* PROBLEM TO WORK ON:
Every word of every entry must be retyped exactly.

* EXERCISE INPUT:
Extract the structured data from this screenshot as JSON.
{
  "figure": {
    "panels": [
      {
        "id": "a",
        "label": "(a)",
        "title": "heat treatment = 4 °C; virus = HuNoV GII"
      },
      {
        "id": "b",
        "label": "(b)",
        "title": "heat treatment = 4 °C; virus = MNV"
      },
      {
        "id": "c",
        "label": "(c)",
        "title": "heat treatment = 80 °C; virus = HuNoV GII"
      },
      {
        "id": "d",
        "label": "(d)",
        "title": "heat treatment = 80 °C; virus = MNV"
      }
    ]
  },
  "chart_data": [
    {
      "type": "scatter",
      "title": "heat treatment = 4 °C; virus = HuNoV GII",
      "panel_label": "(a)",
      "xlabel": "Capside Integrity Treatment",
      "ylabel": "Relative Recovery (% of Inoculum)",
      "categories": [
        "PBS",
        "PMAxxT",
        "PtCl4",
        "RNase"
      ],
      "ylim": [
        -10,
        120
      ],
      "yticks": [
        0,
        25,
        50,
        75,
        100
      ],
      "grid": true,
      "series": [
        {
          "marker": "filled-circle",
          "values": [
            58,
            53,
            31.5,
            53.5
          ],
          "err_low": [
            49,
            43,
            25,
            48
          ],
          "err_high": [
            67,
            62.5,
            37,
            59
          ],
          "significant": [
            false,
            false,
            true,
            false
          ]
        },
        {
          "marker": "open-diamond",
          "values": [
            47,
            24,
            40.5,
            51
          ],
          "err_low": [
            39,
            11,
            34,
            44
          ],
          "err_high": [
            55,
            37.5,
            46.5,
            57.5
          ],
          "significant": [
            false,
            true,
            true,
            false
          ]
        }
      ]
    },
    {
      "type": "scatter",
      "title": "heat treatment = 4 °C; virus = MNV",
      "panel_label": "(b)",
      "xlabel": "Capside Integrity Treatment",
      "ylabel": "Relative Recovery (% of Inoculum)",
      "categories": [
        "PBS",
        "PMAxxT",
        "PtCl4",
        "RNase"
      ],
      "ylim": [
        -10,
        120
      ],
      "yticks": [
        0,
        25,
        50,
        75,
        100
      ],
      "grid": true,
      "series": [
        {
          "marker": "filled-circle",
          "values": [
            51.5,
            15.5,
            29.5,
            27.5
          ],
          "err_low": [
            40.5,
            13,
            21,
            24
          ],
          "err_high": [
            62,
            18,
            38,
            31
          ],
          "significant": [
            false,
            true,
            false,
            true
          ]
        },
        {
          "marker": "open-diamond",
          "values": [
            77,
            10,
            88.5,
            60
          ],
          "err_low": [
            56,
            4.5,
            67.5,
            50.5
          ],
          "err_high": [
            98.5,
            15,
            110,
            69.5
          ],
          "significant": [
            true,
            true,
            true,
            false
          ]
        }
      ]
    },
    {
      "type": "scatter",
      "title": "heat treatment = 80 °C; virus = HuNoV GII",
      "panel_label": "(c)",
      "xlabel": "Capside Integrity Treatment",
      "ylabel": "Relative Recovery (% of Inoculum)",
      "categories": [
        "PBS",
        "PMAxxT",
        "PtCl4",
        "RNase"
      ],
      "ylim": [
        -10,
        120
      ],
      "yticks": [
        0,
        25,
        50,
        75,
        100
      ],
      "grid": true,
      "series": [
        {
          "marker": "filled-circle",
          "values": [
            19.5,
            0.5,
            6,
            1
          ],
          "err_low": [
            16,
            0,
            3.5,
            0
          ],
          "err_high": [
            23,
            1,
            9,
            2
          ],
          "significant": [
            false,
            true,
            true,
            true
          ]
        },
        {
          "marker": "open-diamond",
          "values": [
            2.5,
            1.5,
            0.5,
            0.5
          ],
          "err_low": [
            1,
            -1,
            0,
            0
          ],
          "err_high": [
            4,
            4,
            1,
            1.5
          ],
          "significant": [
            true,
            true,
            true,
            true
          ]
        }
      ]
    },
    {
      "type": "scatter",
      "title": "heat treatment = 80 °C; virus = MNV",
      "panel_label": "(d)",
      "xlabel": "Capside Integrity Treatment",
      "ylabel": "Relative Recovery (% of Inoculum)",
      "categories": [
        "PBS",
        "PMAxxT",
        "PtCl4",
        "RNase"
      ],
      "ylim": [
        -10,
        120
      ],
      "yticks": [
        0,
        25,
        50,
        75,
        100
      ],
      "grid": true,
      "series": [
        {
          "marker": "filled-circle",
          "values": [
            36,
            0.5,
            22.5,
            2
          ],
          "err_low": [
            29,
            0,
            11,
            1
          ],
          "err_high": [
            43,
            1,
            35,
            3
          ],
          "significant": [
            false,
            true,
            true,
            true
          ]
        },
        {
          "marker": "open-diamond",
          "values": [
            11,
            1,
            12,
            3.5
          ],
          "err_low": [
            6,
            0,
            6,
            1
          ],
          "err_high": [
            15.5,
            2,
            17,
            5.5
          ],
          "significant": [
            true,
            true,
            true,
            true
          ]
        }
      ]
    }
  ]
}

* YOUR RESPONSE:
Extract the structured data from this screenshot as JSON.
{
  "figure": {
    "panels": [
      {
        "id": "a",
        "label": "(a)",
        "title": "heat treatment = 4 °C; virus = HuNoV GII"
      },
      {
        "id": "b",
        "label": "(b)",
        "title": "heat treatment = 4 °C; virus = MNV"
      },
      {
        "id": "c",
        "label": "(c)",
        "title": "heat treatment = 80 °C; virus = HuNoV GII"
      },
      {
        "id": "d",
        "label": "(d)",
        "title": "heat treatment = 80 °C; virus = MNV"
      }
    ]
  },
  "chart_data": [
    {
      "type": "scatter",
      "title": "heat treatment = 4 °C; virus = HuNoV GII",
      "panel_label": "(a)",
      "xlabel": "Capside Integrity Treatment",
      "ylabel": "Relative Recovery (% of Inoculum)",
      "categories": [
        "PBS",
        "PMAxxT",
        "PtCl4",
        "RNase"
      ],
      "ylim": [
        -10,
        120
      ],
      "yticks": [
        0,
        25,
        50,
        75,
        100
      ],
      "grid": true,
      "series": [
        {
          "marker": "filled-circle",
          "values": [
            58,
            53,
            31.5,
            53.5
          ],
          "err_low": [
            49,
            43,
            25,
            48
          ],
          "err_high": [
            67,
            62.5,
            37,
            59
          ],
          "significant": [
            false,
            false,
            true,
            false
          ]
        },
        {
          "marker": "open-diamond",
          "values": [
            47,
            24,
            40.5,
            51
          ],
          "err_low": [
            39,
            11,
            34,
            44
          ],
          "err_high": [
            55,
            37.5,
            46.5,
            57.5
          ],
          "significant": [
            false,
            true,
            true,
            false
          ]
        }
      ]
    },
    {
      "type": "scatter",
      "title": "heat treatment = 4 °C; virus = MNV",
      "panel_label": "(b)",
      "xlabel": "Capside Integrity Treatment",
      "ylabel": "Relative Recovery (% of Inoculum)",
      "categories": [
        "PBS",
        "PMAxxT",
        "PtCl4",
        "RNase"
      ],
      "ylim": [
        -10,
        120
      ],
      "yticks": [
        0,
        25,
        50,
        75,
        100
      ],
      "grid": true,
      "series": [
        {
          "marker": "filled-circle",
          "values": [
            51.5,
            15.5,
            29.5,
            27.5
          ],
          "err_low": [
            40.5,
            13,
            21,
            24
          ],
          "err_high": [
            62,
            18,
            38,
            31
          ],
          "significant": [
            false,
            true,
            false,
            true
          ]
        },
        {
          "marker": "open-diamond",
          "values": [
            77,
            10,
            88.5,
            60
          ],
          "err_low": [
            56,
            4.5,
            67.5,
            50.5
          ],
          "err_high": [
            98.5,
            15,
            110,
            69.5
          ],
          "significant": [
            true,
            true,
            true,
            false
          ]
        }
      ]
    },
    {
      "type": "scatter",
      "title": "heat treatment = 80 °C; virus = HuNoV GII",
      "panel_label": "(c)",
      "xlabel": "Capside Integrity Treatment",
      "ylabel": "Relative Recovery (% of Inoculum)",
      "categories": [
        "PBS",
        "PMAxxT",
        "PtCl4",
        "RNase"
      ],
      "ylim": [
        -10,
        120
      ],
      "yticks": [
        0,
        25,
        50,
        75,
        100
      ],
      "grid": true,
      "series": [
        {
          "marker": "filled-circle",
          "values": [
            19.5,
            0.5,
            6,
            1
          ],
          "err_low": [
            16,
            0,
            3.5,
            0
          ],
          "err_high": [
            23,
            1,
            9,
            2
          ],
          "significant": [
            false,
            true,
            true,
            true
          ]
        },
        {
          "marker": "open-diamond",
          "values": [
            2.5,
            1.5,
            0.5,
            0.5
          ],
          "err_low": [
            1,
            -1,
            0,
            0
          ],
          "err_high": [
            4,
            4,
            1,
            1.5
          ],
          "significant": [
            true,
            true,
            true,
            true
          ]
        }
      ]
    },
    {
      "type": "scatter",
      "title": "heat treatment = 80 °C; virus = MNV",
      "panel_label": "(d)",
      "xlabel": "Capside Integrity Treatment",
      "ylabel": "Relative Recovery (% of Inoculum)",
      "categories": [
        "PBS",
        "PMAxxT",
        "PtCl4",
        "RNase"
      ],
      "ylim": [
        -10,
        120
      ],
      "yticks": [
        0,
        25,
        50,
        75,
        100
      ],
      "grid": true,
      "series": [
        {
          "marker": "filled-circle",
          "values": [
            36,
            0.5,
            22.5,
            2
          ],
          "err_low": [
            29,
            0,
            11,
            1
          ],
          "err_high": [
            43,
            1,
            35,
            3
          ],
          "significant": [
            false,
            true,
            true,
            true
          ]
        },
        {
          "marker": "open-diamond",
          "values": [
            11,
            1,
            12,
            3.5
          ],
          "err_low": [
            6,
            0,
            6,
            1
          ],
          "err_high": [
            15.5,
            2,
            17,
            5.5
          ],
          "significant": [
            true,
            true,
            true,
            true
          ]
        }
      ]
    }
  ]
}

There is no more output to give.